THE TASK
Every line with the string "culturas" should be gathered.
____ MATERIALS PROVIDED
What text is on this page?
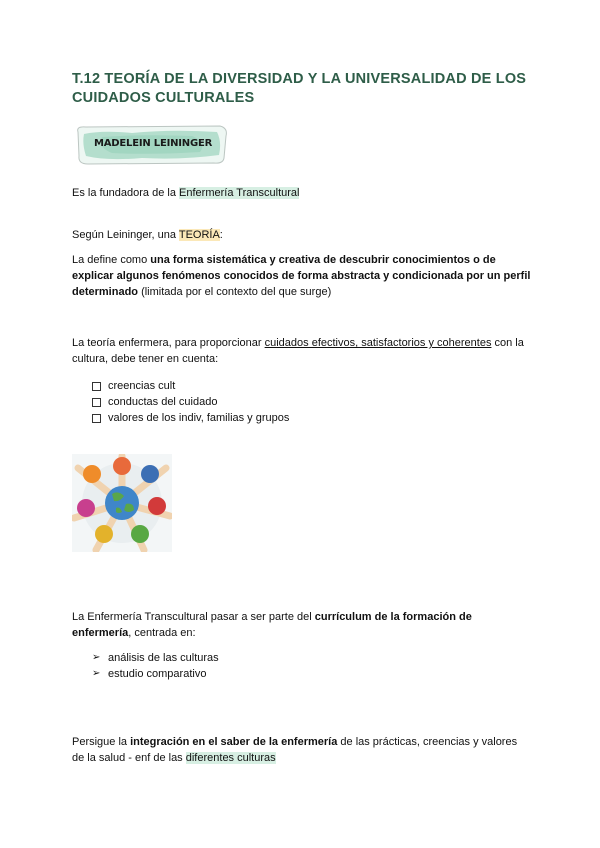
T.12 TEORÍA DE LA DIVERSIDAD Y LA UNIVERSALIDAD DE LOS CUIDADOS CULTURALES
MADELEIN LEININGER
Es la fundadora de la Enfermería Transcultural
Según Leininger, una TEORÍA:
La define como una forma sistemática y creativa de descubrir conocimientos o de explicar algunos fenómenos conocidos de forma abstracta y condicionada por un perfil determinado (limitada por el contexto del que surge)
La teoría enfermera, para proporcionar cuidados efectivos, satisfactorios y coherentes con la cultura, debe tener en cuenta:
creencias cult
conductas del cuidado
valores de los indiv, familias y grupos
La Enfermería Transcultural pasar a ser parte del currículum de la formación de enfermería, centrada en:
➢ análisis de las culturas
➢ estudio comparativo
Persigue la integración en el saber de la enfermería de las prácticas, creencias y valores de la salud - enf de las diferentes culturas
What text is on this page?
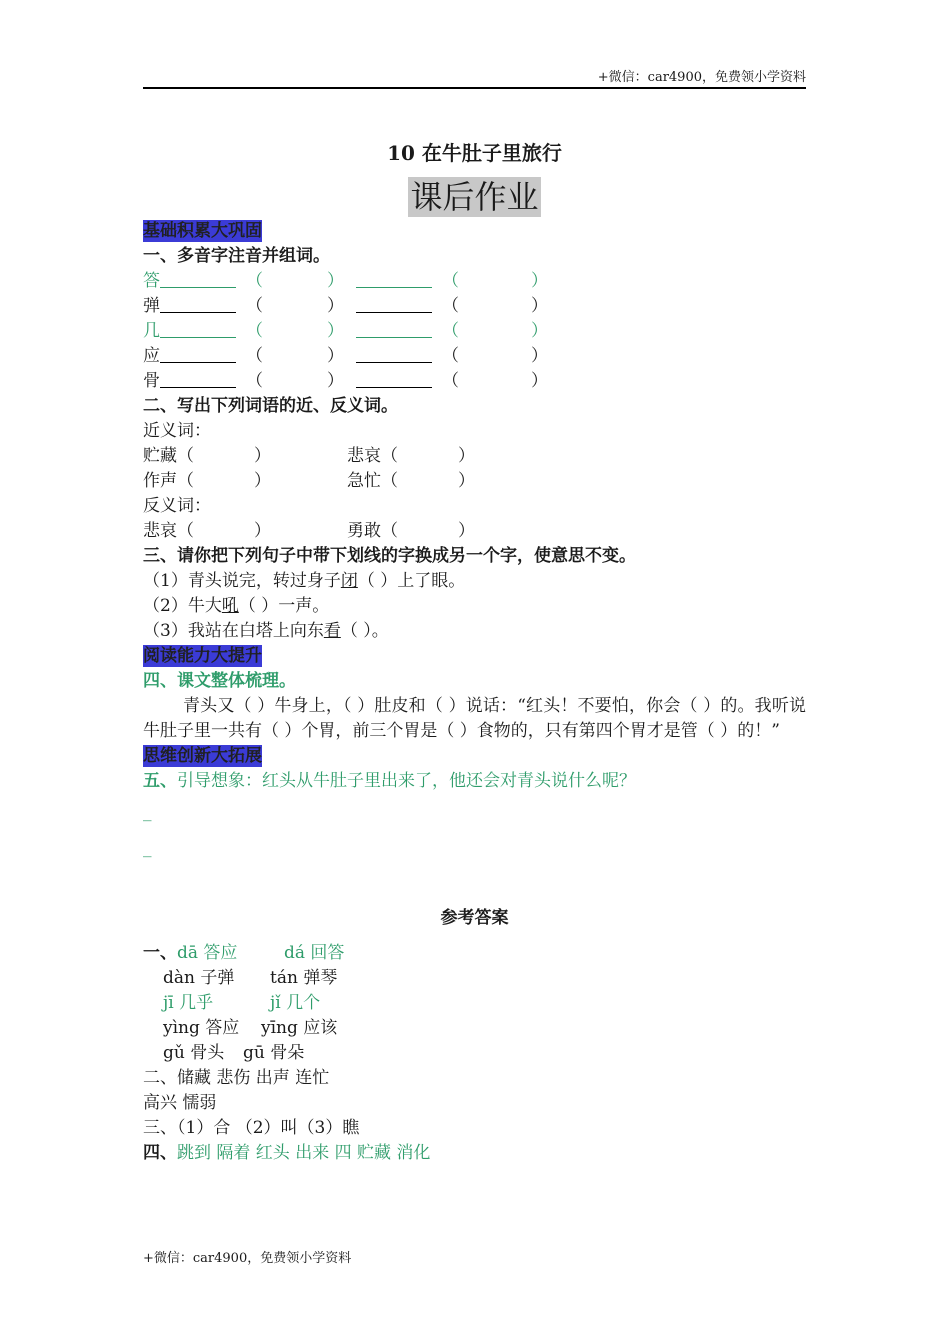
+微信：car4900，免费领小学资料
10 在牛肚子里旅行
课后作业
基础积累大巩固
一、多音字注音并组词。
答	（	）	（	）
弹	（	）	（	）
几	（	）	（	）
应	（	）	（	）
骨	（	）	（	）
二、写出下列词语的近、反义词。
近义词：
贮藏（	）	悲哀（	）
作声（	）	急忙（	）
反义词：
悲哀（	）	勇敢（	）
三、请你把下列句子中带下划线的字换成另一个字，使意思不变。
（1）青头说完，转过身子闭（ ）上了眼。
（2）牛大吼（ ）一声。
（3）我站在白塔上向东看（ ）。
阅读能力大提升
四、课文整体梳理。
青头又（ ）牛身上，（ ）肚皮和（ ）说话：“红头！不要怕，你会（ ）的。我听说牛肚子里一共有（ ）个胃，前三个胃是（ ）食物的，只有第四个胃才是管（ ）的！”
思维创新大拓展
五、引导想象：红头从牛肚子里出来了，他还会对青头说什么呢？
_
_
参考答案
一、dā 答应	dá 回答
dàn 子弹 tán 弹琴
jī 几乎	jǐ 几个
yìng 答应 yīng 应该
gǔ 骨头 gū 骨朵
二、储藏 悲伤 出声 连忙
高兴 懦弱
三、（1）合 （2）叫（3）瞧
四、跳到 隔着 红头 出来 四 贮藏 消化
+微信：car4900，免费领小学资料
________
WRITTEN SOLUTION
➢ análisis de las culturas
Persigue la integración en el saber de la enfermería de las prácticas, creencias y valores de la salud - enf de las diferentes culturas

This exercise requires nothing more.